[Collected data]
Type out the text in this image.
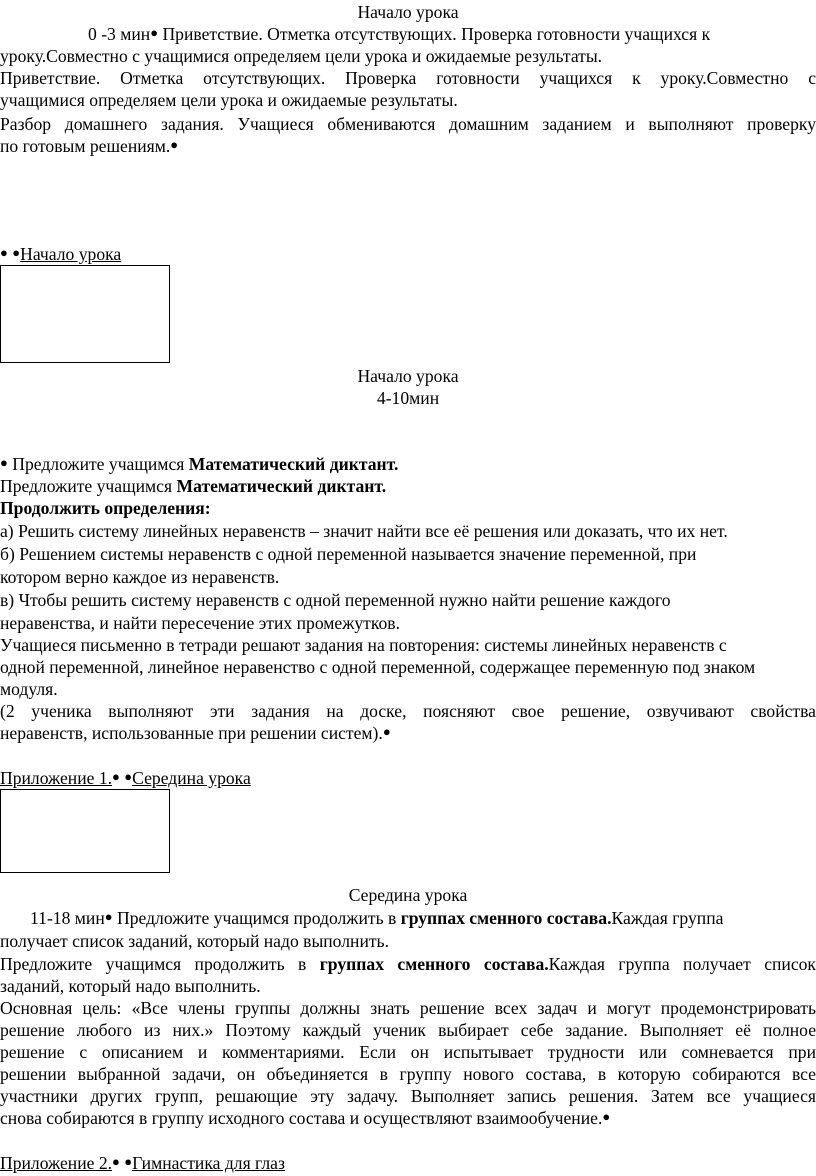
Начало урока
0 -3 мин● Приветствие. Отметка отсутствующих. Проверка готовности учащихся к
уроку.Совместно с учащимися определяем цели урока и ожидаемые результаты.
Приветствие. Отметка отсутствующих. Проверка готовности учащихся к уроку.Совместно с
учащимися определяем цели урока и ожидаемые результаты.
Разбор домашнего задания. Учащиеся обмениваются домашним заданием и выполняют проверку
по готовым решениям.●
● ●Начало урока
Начало урока
4-10мин
● Предложите учащимся Математический диктант.
Предложите учащимся Математический диктант.
Продолжить определения:
а) Решить систему линейных неравенств – значит найти все её решения или доказать, что их нет.
б) Решением системы неравенств с одной переменной называется значение переменной, при
котором верно каждое из неравенств.
в) Чтобы решить систему неравенств с одной переменной нужно найти решение каждого
неравенства, и найти пересечение этих промежутков.
Учащиеся письменно в тетради решают задания на повторения: системы линейных неравенств с
одной переменной, линейное неравенство с одной переменной, содержащее переменную под знаком
модуля.
(2 ученика выполняют эти задания на доске, поясняют свое решение, озвучивают свойства
неравенств, использованные при решении систем).●
Приложение 1.● ●Середина урока
Середина урока
11-18 мин● Предложите учащимся продолжить в группах сменного состава.Каждая группа
получает список заданий, который надо выполнить.
Предложите учащимся продолжить в группах сменного состава.Каждая группа получает список
заданий, который надо выполнить.
Основная цель: «Все члены группы должны знать решение всех задач и могут продемонстрировать
решение любого из них.» Поэтому каждый ученик выбирает себе задание. Выполняет её полное
решение с описанием и комментариями. Если он испытывает трудности или сомневается при
решении выбранной задачи, он объединяется в группу нового состава, в которую собираются все
участники других групп, решающие эту задачу. Выполняет запись решения. Затем все учащиеся
снова собираются в группу исходного состава и осуществляют взаимообучение.●
Приложение 2.● ●Гимнастика для глаз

◆ **YOUR GOAL**: Which lines contain "уроку"? Show each of them.

◆ **WORKED SOLUTION**:
уроку.Совместно с учащимися определяем цели урока и ожидаемые результаты.
Приветствие. Отметка отсутствующих. Проверка готовности учащихся к уроку.Совместно с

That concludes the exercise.